> **What is asked**
Show all lines that include the string "content"; copy each one.

(Dataset rows about figures)
%%

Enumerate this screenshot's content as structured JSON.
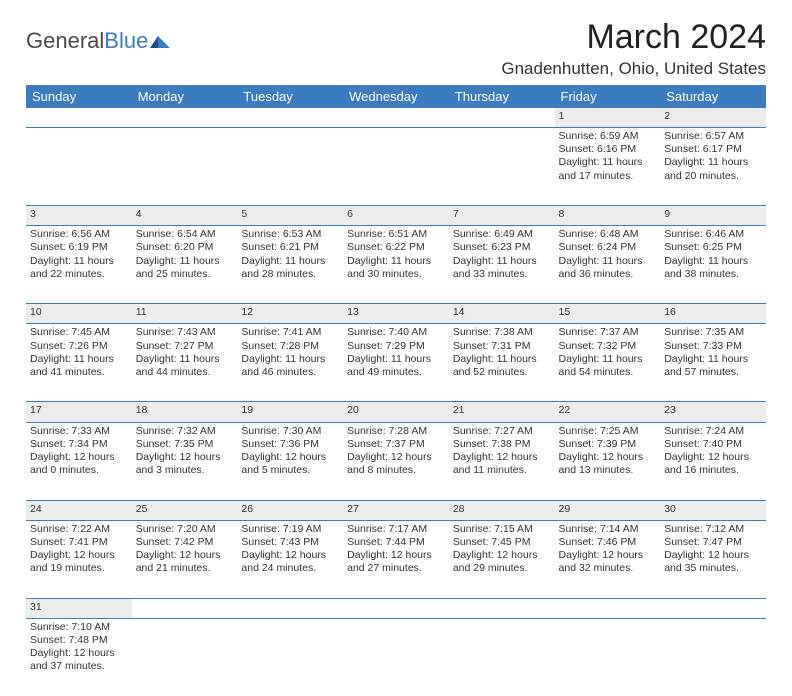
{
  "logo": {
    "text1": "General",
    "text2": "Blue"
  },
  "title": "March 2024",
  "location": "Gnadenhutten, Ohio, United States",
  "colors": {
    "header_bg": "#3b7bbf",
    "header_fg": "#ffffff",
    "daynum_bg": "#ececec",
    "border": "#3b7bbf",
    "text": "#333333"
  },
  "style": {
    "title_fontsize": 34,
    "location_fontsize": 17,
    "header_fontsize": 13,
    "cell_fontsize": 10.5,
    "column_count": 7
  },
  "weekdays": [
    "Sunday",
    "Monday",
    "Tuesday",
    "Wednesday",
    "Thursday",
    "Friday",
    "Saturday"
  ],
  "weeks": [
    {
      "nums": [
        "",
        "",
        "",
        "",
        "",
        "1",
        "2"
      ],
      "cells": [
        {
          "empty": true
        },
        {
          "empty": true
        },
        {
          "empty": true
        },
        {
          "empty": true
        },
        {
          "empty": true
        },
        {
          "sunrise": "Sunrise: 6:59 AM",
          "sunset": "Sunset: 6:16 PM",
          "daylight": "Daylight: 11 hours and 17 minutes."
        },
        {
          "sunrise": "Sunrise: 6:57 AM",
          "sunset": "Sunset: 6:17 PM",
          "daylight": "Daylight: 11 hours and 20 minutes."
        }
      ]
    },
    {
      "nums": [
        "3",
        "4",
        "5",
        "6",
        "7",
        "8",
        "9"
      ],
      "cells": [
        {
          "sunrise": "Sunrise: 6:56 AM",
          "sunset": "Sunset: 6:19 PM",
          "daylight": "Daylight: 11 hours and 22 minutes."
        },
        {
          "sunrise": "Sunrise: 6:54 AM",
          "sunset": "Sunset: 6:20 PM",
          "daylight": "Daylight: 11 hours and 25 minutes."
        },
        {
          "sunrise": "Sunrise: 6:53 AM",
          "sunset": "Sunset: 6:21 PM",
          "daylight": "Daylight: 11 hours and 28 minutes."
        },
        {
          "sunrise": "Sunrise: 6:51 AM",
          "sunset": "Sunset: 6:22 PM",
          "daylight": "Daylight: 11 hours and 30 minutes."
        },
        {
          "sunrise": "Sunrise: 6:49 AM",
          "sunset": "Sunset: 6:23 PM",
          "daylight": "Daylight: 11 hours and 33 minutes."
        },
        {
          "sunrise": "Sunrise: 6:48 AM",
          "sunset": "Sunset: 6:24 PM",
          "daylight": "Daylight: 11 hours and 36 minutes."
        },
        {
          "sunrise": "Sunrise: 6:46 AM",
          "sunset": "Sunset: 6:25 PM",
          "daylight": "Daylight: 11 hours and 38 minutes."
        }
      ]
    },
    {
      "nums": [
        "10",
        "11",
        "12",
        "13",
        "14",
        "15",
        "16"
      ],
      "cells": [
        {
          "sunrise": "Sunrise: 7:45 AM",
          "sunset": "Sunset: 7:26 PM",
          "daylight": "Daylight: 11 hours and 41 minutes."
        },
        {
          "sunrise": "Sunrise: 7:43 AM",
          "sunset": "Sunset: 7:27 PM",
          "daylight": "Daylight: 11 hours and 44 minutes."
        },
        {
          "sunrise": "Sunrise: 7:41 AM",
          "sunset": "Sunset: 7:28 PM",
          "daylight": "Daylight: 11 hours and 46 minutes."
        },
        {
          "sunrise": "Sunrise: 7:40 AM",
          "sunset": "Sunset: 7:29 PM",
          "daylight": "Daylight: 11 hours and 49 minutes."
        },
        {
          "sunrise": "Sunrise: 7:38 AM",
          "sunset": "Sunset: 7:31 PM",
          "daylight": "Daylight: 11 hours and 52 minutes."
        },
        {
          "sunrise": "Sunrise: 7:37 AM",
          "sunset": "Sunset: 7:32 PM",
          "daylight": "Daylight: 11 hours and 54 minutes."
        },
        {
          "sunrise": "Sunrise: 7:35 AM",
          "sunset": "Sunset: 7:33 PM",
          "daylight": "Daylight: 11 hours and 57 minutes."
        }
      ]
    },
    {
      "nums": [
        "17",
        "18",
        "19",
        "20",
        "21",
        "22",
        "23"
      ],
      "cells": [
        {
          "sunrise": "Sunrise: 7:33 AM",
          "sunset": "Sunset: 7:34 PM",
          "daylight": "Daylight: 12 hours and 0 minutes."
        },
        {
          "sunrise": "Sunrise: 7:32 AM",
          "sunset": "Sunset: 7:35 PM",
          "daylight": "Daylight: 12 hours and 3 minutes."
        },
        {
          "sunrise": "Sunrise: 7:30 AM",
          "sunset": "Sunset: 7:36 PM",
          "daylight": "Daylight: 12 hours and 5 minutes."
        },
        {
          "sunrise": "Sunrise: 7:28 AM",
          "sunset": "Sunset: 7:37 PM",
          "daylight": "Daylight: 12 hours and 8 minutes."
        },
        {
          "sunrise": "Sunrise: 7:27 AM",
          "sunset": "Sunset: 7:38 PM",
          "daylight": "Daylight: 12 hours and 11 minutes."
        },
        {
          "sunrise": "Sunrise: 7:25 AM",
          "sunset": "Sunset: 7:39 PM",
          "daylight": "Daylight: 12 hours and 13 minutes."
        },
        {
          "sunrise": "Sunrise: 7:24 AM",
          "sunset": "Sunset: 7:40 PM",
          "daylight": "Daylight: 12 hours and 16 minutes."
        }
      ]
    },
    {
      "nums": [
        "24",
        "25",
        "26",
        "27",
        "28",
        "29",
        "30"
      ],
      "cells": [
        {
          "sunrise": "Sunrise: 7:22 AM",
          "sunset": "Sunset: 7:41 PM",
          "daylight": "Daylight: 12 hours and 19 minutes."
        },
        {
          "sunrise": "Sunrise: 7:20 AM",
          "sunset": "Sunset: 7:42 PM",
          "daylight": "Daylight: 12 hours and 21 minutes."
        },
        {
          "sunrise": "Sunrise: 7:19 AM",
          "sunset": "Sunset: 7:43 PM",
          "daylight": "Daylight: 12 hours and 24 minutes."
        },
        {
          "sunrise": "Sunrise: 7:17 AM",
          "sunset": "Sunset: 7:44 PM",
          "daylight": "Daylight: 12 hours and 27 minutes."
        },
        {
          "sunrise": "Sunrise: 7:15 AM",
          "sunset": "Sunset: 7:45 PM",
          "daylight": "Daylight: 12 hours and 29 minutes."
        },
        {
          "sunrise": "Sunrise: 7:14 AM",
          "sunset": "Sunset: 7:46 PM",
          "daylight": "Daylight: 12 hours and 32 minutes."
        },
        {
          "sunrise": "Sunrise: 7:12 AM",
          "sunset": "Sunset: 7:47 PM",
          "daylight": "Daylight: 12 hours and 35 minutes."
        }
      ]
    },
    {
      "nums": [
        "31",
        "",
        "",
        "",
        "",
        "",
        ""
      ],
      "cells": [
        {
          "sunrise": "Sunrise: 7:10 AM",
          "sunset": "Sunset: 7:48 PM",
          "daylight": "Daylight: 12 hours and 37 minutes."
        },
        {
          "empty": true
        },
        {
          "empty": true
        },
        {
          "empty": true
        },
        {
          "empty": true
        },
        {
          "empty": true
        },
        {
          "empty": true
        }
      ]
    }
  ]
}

%%
%%

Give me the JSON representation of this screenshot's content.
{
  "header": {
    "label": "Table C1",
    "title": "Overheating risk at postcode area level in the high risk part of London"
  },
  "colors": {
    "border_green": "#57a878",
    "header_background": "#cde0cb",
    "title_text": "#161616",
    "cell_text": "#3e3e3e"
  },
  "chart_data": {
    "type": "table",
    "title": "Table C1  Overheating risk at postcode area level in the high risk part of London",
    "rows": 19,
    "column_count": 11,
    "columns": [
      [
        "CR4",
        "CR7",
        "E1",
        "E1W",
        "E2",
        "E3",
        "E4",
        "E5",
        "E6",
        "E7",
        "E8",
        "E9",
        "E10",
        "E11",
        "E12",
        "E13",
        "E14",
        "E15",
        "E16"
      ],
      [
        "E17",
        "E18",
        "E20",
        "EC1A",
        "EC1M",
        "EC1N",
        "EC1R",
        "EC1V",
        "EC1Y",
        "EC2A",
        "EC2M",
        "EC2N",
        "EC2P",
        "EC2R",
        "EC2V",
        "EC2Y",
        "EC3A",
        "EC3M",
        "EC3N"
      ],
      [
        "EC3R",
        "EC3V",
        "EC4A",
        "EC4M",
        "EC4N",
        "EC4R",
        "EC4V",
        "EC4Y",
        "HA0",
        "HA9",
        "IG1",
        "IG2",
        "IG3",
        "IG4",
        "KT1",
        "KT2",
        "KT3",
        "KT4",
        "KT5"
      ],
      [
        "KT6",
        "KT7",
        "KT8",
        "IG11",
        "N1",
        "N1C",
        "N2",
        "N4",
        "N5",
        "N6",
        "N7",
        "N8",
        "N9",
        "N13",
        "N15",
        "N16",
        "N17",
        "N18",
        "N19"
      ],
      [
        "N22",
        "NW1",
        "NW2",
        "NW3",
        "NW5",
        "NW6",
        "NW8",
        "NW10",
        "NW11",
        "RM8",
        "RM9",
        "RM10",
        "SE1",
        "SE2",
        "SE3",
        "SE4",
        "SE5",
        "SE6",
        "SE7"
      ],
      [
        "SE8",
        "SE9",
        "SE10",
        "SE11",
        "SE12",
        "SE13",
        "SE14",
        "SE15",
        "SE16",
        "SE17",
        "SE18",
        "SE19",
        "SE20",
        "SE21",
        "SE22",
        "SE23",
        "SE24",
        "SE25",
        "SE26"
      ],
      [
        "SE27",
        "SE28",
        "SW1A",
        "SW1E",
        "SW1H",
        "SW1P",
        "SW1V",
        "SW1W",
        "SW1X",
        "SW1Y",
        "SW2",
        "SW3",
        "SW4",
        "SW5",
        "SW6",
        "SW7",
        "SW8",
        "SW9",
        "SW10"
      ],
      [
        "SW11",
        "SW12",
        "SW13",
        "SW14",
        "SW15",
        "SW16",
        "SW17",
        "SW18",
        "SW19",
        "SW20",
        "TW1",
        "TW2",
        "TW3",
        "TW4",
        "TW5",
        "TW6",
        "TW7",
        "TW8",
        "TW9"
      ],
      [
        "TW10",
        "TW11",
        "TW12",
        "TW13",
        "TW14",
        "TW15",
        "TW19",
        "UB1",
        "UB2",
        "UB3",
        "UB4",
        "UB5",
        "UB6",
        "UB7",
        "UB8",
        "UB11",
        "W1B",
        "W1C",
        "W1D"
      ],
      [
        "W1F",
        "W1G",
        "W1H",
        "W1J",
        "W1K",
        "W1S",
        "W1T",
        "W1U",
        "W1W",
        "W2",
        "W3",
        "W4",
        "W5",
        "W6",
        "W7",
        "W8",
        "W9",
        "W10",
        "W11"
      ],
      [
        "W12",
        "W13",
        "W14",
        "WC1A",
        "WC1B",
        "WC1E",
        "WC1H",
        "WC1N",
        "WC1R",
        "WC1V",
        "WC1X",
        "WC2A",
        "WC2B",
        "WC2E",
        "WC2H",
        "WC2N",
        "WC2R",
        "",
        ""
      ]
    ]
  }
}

%%
%%

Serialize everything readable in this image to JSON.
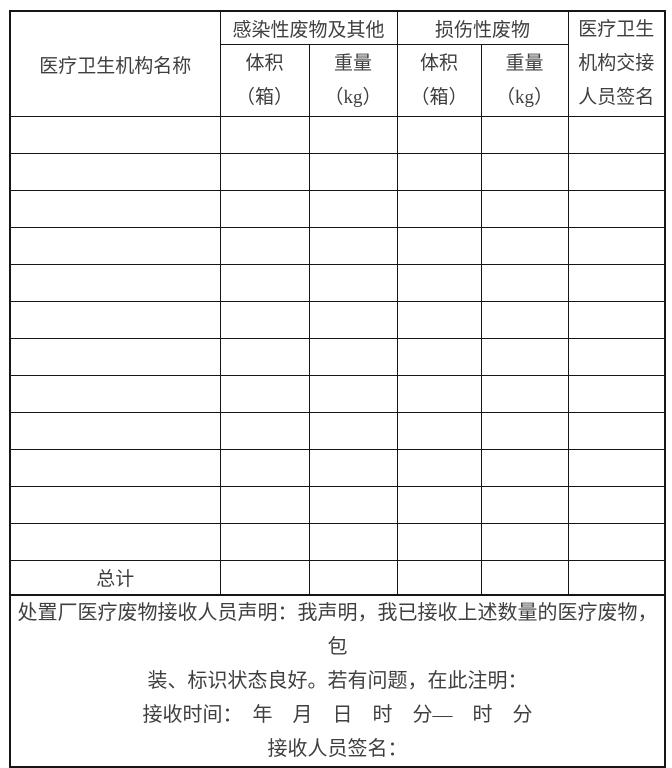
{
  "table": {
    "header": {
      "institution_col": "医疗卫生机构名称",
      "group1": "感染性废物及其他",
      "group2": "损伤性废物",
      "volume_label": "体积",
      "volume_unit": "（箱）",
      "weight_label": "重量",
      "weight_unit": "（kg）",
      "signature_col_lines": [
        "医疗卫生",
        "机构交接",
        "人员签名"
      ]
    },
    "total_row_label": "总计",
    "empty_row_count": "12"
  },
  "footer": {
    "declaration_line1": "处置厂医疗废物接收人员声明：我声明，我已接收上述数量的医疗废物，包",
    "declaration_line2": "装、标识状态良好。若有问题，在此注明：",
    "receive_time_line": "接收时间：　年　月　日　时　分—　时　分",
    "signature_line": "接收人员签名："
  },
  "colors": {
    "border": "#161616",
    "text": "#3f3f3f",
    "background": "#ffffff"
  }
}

%%

> **Answer to the task**
Enumerate this screenshot's content as structured JSON.
Give me the JSON representation of this screenshot's content.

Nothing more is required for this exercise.